## WHAT TO DO
Look through the records below and collect all lines that hold the string "style".

## INPUT FOR THIS TASK
::::::

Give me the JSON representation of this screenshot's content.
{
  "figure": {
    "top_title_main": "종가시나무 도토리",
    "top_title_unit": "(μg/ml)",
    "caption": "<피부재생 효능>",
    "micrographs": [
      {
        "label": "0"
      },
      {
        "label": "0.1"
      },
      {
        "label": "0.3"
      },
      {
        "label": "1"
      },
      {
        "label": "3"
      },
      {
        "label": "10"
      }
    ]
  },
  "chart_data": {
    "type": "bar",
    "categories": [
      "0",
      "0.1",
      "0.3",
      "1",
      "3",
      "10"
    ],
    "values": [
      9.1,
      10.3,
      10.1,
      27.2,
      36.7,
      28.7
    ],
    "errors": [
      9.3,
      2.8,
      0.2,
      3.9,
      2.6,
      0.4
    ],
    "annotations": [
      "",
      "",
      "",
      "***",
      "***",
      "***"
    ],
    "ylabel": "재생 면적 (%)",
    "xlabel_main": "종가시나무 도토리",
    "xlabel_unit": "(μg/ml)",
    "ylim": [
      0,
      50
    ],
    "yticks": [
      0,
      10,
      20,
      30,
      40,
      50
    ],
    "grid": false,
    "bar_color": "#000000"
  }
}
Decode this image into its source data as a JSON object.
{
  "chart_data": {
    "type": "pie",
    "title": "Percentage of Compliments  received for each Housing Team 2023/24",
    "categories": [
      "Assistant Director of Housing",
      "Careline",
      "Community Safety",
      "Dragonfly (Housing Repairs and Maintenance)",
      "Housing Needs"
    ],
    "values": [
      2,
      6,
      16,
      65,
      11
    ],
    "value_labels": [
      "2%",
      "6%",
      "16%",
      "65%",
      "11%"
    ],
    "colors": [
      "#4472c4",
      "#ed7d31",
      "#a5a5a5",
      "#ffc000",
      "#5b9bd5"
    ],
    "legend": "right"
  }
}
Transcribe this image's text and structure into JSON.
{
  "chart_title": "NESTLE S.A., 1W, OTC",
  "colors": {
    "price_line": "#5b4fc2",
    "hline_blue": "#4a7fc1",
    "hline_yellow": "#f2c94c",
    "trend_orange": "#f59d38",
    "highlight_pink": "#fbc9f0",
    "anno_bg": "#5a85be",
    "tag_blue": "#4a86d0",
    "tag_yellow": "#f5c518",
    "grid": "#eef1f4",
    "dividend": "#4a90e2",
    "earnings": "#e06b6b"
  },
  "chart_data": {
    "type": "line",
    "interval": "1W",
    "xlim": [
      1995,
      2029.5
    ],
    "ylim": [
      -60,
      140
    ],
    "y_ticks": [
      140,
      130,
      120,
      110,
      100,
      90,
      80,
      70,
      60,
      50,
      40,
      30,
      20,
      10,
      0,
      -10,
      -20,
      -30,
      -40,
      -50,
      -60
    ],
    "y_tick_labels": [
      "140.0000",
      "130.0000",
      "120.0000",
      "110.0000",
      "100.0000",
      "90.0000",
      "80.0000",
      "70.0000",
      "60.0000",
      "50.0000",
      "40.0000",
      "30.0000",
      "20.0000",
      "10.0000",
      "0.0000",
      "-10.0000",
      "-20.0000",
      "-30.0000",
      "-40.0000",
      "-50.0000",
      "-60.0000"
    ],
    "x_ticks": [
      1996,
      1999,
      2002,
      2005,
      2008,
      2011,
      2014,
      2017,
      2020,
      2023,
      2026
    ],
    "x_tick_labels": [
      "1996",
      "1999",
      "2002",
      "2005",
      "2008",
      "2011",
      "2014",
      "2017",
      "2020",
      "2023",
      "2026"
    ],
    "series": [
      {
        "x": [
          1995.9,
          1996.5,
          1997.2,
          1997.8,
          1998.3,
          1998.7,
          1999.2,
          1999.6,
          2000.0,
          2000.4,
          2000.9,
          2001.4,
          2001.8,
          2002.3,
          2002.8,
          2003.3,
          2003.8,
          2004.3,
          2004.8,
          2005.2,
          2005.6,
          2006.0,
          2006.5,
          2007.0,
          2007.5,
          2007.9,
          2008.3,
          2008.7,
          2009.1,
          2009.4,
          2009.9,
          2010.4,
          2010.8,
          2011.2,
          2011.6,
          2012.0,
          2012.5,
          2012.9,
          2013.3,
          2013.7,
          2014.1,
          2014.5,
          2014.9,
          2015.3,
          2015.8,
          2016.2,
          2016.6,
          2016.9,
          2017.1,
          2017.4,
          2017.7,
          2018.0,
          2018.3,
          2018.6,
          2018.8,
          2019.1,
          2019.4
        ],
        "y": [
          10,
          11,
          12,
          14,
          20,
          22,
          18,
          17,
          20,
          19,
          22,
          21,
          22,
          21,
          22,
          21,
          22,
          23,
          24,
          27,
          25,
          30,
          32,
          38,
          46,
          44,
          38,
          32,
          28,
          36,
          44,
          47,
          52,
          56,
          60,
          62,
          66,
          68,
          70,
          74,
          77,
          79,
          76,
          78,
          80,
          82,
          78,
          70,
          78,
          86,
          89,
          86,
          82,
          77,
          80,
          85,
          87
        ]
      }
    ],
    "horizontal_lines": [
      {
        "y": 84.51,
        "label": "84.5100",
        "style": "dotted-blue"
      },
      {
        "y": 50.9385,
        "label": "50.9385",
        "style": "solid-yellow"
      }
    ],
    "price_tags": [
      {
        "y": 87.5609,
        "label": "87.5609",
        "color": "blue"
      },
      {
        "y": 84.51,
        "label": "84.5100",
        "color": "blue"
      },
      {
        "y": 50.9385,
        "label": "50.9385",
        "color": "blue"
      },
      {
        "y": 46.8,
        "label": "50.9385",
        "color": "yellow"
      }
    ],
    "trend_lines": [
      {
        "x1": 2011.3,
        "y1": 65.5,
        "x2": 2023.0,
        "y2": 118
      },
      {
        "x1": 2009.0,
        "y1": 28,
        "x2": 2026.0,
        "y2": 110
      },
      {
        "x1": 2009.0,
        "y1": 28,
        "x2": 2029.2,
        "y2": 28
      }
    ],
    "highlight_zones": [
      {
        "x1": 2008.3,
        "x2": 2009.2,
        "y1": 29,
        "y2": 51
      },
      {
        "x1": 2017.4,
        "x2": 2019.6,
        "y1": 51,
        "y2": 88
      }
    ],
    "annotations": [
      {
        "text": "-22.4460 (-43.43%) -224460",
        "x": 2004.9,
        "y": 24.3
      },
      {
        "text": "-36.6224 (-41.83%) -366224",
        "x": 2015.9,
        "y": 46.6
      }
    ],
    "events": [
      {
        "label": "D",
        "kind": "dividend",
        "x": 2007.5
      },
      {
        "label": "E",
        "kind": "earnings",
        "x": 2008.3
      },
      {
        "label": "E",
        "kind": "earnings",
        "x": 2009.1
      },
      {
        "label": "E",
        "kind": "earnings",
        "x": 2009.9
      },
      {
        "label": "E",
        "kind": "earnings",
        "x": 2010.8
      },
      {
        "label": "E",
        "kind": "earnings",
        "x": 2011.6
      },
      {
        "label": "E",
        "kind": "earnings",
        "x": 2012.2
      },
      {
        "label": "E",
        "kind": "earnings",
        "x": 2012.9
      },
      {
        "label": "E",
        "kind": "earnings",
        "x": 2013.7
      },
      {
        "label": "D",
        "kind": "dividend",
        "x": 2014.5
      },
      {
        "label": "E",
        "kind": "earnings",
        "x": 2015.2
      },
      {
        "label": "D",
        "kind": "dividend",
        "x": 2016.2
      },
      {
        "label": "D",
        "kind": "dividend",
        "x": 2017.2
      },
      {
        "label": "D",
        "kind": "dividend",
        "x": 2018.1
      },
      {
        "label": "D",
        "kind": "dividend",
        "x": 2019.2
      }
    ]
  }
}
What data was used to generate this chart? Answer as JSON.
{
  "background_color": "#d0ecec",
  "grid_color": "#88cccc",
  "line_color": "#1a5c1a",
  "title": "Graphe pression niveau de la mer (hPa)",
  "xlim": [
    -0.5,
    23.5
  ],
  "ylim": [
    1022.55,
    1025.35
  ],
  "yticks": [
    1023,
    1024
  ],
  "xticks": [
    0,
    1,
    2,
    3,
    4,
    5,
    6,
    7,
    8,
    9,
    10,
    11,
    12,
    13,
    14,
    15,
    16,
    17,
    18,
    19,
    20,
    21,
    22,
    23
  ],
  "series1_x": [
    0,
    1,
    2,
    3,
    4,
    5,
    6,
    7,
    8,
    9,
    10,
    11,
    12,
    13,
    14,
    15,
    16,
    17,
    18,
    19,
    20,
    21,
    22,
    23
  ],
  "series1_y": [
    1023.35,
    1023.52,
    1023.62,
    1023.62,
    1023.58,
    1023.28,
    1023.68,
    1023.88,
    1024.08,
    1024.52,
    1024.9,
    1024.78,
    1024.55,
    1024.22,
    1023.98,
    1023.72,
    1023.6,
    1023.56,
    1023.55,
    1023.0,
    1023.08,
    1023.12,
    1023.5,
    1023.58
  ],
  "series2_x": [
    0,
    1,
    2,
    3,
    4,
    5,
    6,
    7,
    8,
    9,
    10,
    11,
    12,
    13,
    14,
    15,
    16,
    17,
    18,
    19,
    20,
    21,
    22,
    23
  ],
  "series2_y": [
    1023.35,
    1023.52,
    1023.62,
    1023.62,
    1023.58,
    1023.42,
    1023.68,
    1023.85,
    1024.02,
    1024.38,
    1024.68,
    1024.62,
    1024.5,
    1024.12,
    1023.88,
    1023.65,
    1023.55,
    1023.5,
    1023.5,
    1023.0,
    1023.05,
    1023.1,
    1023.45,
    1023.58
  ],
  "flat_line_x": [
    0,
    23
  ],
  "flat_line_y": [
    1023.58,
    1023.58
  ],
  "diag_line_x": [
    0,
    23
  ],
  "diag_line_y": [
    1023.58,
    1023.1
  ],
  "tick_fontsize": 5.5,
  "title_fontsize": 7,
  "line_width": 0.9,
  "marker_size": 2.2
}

::::::

## THE RESPONSE
        "style": "dotted-blue"
        "style": "solid-yellow"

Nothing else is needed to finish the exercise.